**Extracted material**
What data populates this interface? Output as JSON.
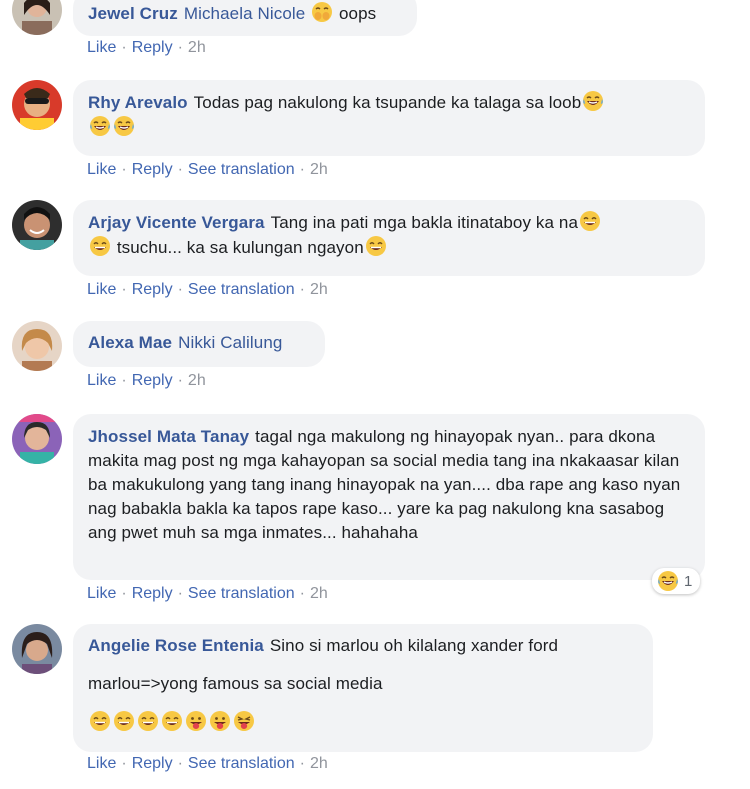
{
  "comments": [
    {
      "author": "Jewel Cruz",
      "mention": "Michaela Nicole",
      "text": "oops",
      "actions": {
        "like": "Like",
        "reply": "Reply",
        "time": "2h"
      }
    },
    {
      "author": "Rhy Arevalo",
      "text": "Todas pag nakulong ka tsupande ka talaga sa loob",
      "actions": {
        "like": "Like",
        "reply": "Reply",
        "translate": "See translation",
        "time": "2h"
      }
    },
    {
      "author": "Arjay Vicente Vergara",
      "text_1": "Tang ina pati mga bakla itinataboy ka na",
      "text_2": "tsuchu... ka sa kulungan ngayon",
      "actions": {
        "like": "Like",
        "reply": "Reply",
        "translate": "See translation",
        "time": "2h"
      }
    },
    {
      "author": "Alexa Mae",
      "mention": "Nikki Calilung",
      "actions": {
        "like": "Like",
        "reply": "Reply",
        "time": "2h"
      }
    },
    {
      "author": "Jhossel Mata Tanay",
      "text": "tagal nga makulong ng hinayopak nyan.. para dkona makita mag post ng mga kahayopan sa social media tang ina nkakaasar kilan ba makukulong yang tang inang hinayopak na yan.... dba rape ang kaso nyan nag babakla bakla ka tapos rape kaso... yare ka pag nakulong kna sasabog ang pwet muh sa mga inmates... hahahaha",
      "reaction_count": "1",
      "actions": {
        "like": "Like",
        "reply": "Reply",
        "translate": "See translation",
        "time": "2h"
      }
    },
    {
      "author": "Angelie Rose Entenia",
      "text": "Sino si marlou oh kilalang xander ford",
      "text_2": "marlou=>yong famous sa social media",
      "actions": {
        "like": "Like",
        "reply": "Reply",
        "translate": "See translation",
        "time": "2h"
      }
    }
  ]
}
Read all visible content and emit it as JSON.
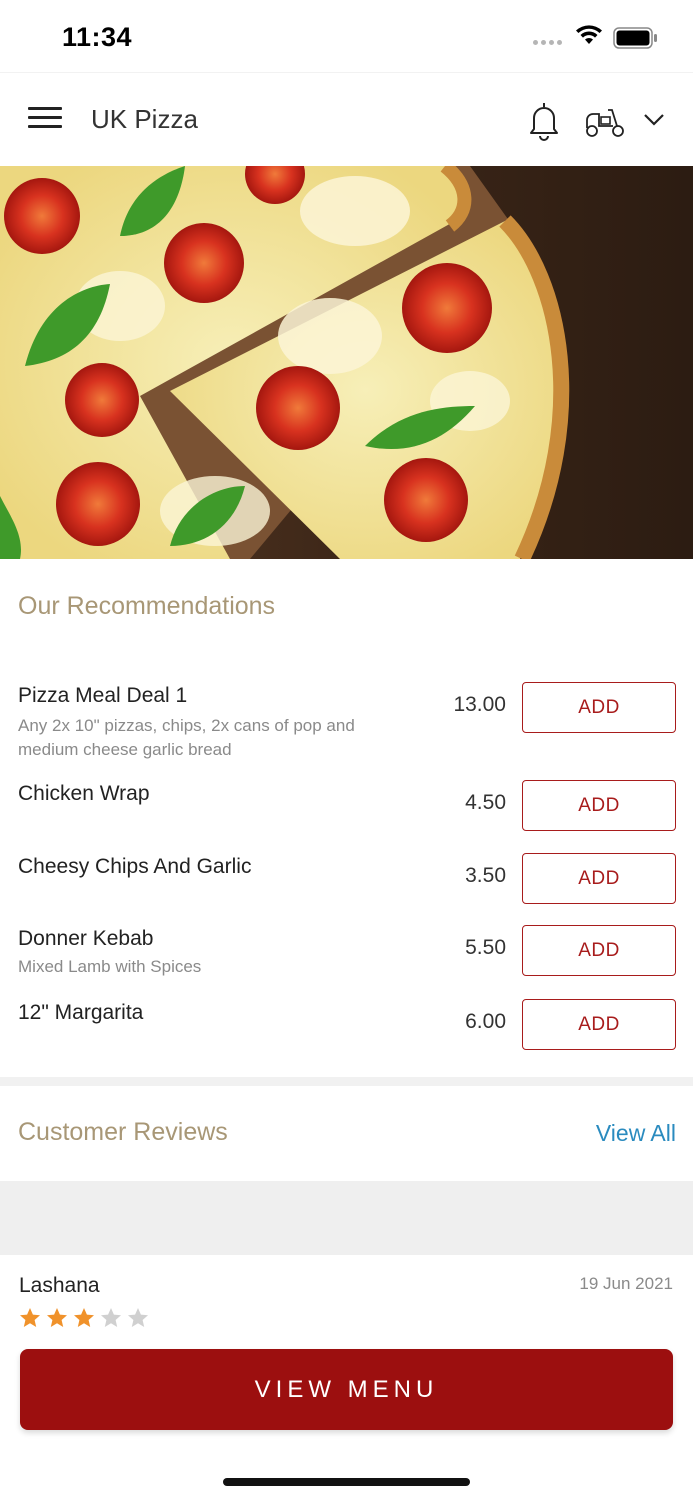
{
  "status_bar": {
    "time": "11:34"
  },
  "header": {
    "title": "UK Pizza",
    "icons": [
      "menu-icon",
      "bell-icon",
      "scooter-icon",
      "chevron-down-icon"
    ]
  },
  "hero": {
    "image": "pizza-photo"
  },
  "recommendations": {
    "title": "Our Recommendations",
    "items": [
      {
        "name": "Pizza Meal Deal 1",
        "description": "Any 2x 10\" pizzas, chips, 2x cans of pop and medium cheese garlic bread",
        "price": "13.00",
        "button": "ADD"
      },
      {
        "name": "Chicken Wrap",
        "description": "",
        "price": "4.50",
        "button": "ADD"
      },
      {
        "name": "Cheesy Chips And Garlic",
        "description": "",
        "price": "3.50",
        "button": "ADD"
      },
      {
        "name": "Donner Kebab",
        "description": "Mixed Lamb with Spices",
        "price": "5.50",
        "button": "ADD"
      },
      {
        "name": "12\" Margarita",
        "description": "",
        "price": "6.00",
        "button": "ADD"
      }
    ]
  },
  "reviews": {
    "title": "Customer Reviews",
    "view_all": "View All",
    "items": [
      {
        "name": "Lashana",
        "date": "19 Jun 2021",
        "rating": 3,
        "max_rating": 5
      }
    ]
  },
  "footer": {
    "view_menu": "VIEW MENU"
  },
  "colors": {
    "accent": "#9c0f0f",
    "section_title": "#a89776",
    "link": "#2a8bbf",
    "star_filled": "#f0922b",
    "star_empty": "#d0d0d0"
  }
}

==

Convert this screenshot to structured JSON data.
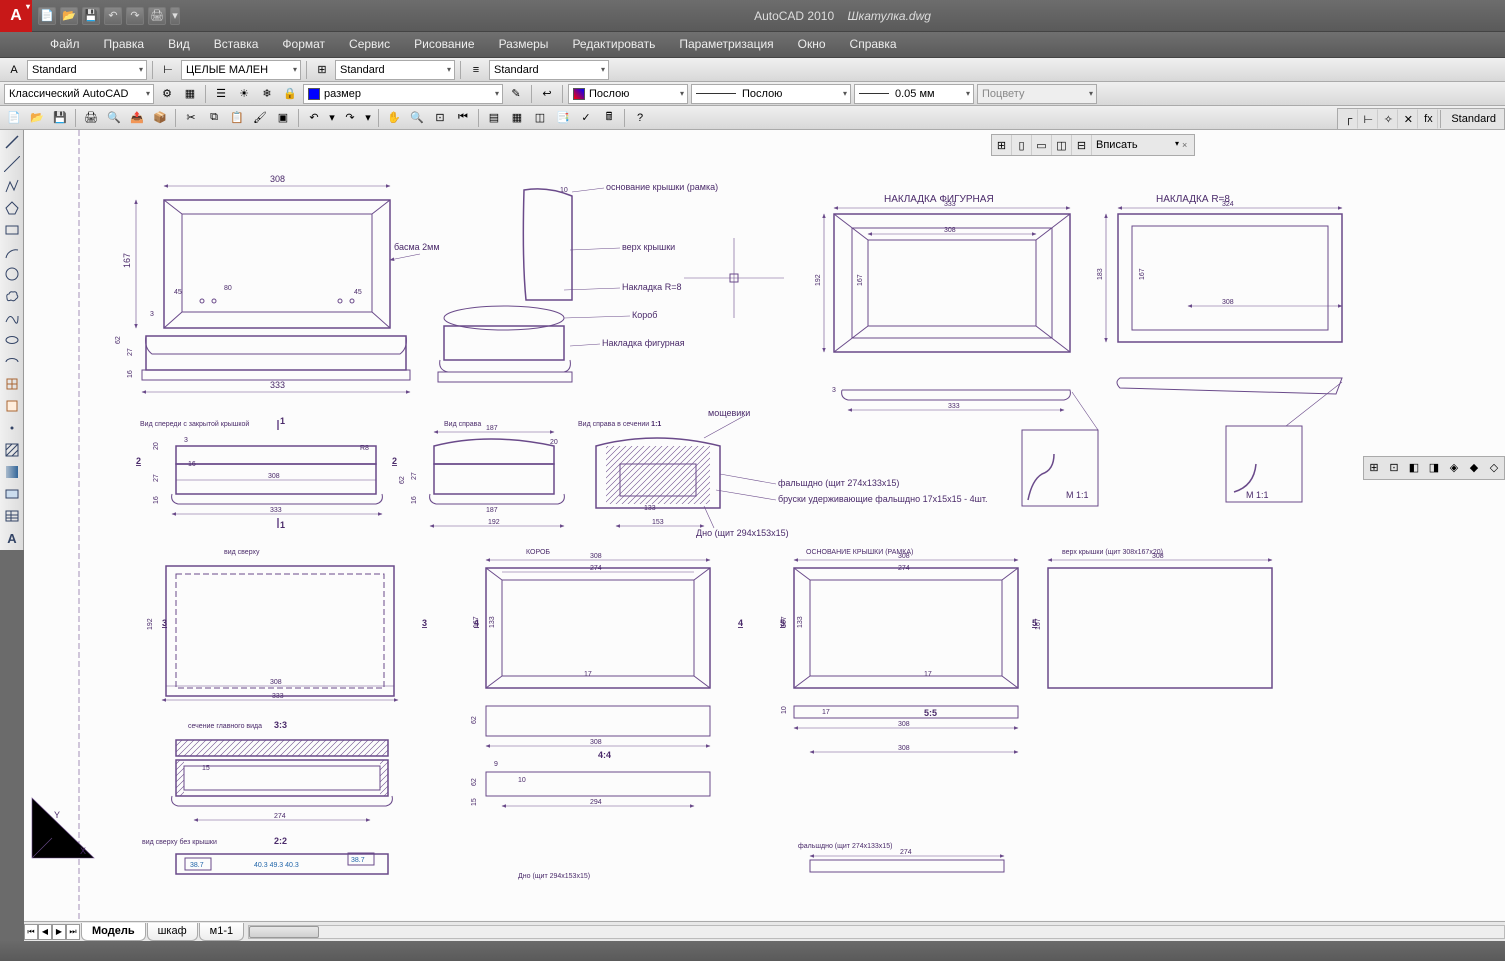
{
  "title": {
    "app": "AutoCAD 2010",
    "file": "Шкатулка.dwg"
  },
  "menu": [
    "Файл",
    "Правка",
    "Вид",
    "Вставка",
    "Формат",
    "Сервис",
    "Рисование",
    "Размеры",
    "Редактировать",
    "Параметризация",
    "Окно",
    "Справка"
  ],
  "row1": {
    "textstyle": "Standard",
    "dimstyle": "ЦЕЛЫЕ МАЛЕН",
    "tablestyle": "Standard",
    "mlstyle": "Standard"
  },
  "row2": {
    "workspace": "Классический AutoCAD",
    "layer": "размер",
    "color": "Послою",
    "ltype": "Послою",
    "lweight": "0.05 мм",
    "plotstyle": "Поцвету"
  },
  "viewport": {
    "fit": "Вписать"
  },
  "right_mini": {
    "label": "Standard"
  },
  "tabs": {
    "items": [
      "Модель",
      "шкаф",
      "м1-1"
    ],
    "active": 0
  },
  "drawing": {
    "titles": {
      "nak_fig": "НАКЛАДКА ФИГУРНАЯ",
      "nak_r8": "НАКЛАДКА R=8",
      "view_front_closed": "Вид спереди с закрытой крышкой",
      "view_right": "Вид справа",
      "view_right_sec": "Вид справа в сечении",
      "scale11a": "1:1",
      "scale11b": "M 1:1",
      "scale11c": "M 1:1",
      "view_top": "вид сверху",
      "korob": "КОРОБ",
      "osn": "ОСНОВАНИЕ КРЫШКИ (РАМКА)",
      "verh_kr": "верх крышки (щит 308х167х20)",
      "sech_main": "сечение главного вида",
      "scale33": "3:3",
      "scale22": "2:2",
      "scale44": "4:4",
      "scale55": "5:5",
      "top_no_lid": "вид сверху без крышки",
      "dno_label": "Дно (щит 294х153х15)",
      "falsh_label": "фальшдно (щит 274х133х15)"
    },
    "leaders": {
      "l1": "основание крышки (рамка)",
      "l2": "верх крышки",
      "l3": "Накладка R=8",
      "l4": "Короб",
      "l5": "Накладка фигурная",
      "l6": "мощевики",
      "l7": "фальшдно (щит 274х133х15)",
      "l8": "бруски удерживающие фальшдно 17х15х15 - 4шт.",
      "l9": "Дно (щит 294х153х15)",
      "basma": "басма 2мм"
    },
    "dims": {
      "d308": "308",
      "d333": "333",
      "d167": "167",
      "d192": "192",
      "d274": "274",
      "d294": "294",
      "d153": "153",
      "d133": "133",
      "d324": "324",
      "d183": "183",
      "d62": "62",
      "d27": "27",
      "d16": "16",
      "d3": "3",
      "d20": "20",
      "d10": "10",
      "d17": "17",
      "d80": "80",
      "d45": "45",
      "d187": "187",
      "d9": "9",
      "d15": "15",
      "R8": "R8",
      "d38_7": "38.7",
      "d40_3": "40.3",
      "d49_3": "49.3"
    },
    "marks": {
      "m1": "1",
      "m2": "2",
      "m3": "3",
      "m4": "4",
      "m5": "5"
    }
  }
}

**Given request**
Above are records; say how many of their lines contain the word "author", giving only the number.

**Result of this exercise**
6